Extract the full listing below without altering a single character.

[begin Task inputs]

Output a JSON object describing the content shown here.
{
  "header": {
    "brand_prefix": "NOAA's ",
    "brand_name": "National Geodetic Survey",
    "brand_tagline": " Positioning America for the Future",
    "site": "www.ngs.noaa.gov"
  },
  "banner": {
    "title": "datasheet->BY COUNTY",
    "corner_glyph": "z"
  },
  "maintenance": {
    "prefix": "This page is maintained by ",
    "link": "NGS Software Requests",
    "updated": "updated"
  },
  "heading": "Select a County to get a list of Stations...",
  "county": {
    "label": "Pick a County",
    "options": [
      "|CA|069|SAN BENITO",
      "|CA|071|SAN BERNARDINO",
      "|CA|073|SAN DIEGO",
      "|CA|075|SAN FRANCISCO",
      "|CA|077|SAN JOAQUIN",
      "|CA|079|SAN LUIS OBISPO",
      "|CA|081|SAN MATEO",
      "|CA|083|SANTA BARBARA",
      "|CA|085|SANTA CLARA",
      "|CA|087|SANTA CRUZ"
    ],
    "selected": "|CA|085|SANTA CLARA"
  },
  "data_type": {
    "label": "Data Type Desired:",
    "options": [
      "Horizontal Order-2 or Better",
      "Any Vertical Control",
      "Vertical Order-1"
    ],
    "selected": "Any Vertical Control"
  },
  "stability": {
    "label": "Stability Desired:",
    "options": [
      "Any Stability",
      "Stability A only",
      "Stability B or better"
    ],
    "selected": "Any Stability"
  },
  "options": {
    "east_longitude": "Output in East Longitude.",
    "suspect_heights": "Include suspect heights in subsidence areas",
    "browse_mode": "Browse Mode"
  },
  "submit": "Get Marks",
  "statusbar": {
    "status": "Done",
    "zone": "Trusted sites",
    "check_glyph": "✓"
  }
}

[end Task inputs]

### Correct output
Output a JSON object describing the content shown here.
{
  "header": {
    "brand_prefix": "NOAA's ",
    "brand_name": "National Geodetic Survey",
    "brand_tagline": " Positioning America for the Future",
    "site": "www.ngs.noaa.gov"
  },
  "banner": {
    "title": "datasheet->BY COUNTY",
    "corner_glyph": "z"
  },
  "maintenance": {
    "prefix": "This page is maintained by ",
    "link": "NGS Software Requests",
    "updated": "updated"
  },
  "heading": "Select a County to get a list of Stations...",
  "county": {
    "label": "Pick a County",
    "options": [
      "|CA|069|SAN BENITO",
      "|CA|071|SAN BERNARDINO",
      "|CA|073|SAN DIEGO",
      "|CA|075|SAN FRANCISCO",
      "|CA|077|SAN JOAQUIN",
      "|CA|079|SAN LUIS OBISPO",
      "|CA|081|SAN MATEO",
      "|CA|083|SANTA BARBARA",
      "|CA|085|SANTA CLARA",
      "|CA|087|SANTA CRUZ"
    ],
    "selected": "|CA|085|SANTA CLARA"
  },
  "data_type": {
    "label": "Data Type Desired:",
    "options": [
      "Horizontal Order-2 or Better",
      "Any Vertical Control",
      "Vertical Order-1"
    ],
    "selected": "Any Vertical Control"
  },
  "stability": {
    "label": "Stability Desired:",
    "options": [
      "Any Stability",
      "Stability A only",
      "Stability B or better"
    ],
    "selected": "Any Stability"
  },
  "options": {
    "east_longitude": "Output in East Longitude.",
    "suspect_heights": "Include suspect heights in subsidence areas",
    "browse_mode": "Browse Mode"
  },
  "submit": "Get Marks",
  "statusbar": {
    "status": "Done",
    "zone": "Trusted sites",
    "check_glyph": "✓"
  }
}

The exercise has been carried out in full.